Task prompt |
Each line of the listing must be transcribed exactly, except for the images, which should be excluded.

Supplied material |

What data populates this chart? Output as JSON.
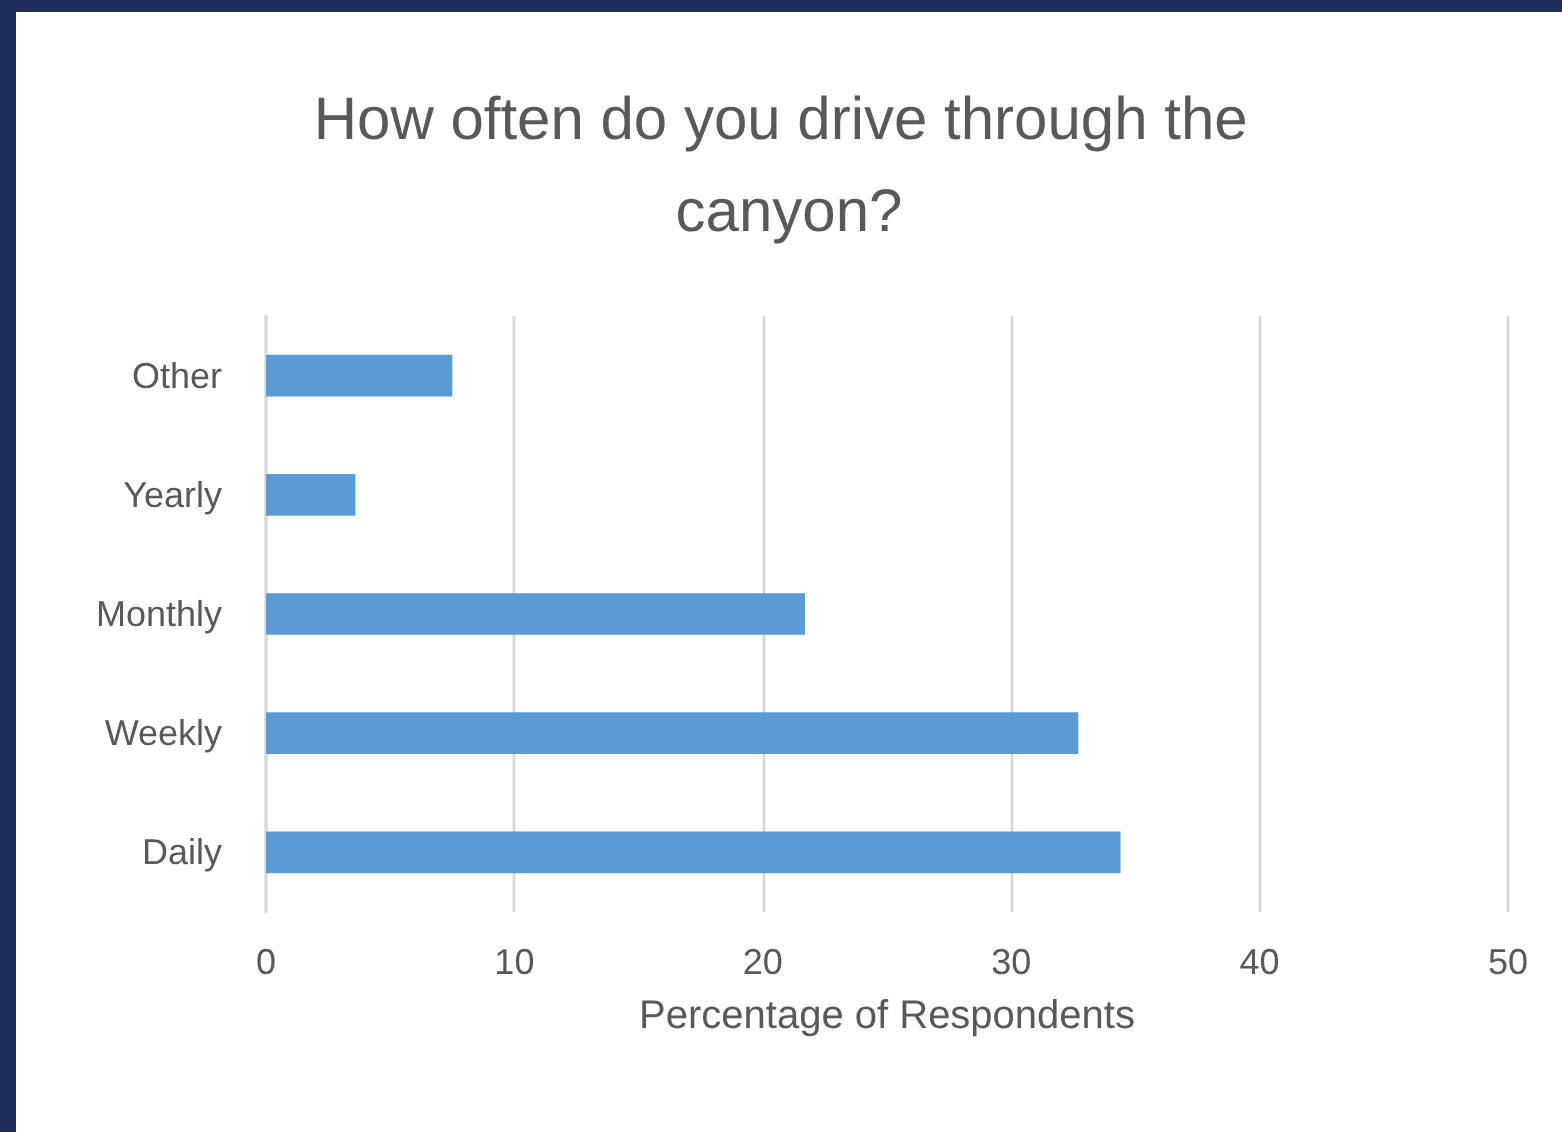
{
  "chart_data": {
    "type": "bar",
    "orientation": "horizontal",
    "title": "How often do you drive through the canyon?",
    "xlabel": "Percentage of Respondents",
    "categories": [
      "Other",
      "Yearly",
      "Monthly",
      "Weekly",
      "Daily"
    ],
    "values": [
      7.5,
      3.6,
      21.7,
      32.7,
      34.4
    ],
    "color": "#5b9bd5",
    "xlim": [
      0,
      50
    ],
    "xticks": [
      0,
      10,
      20,
      30,
      40,
      50
    ],
    "grid": "x"
  }
}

The response |
What data populates this chart? Output as JSON.
{
  "chart_data": {
    "type": "bar",
    "orientation": "horizontal",
    "title": "How often do you drive through the canyon?",
    "xlabel": "Percentage of Respondents",
    "categories": [
      "Other",
      "Yearly",
      "Monthly",
      "Weekly",
      "Daily"
    ],
    "values": [
      7.5,
      3.6,
      21.7,
      32.7,
      34.4
    ],
    "color": "#5b9bd5",
    "xlim": [
      0,
      50
    ],
    "xticks": [
      0,
      10,
      20,
      30,
      40,
      50
    ],
    "grid": "x"
  }
}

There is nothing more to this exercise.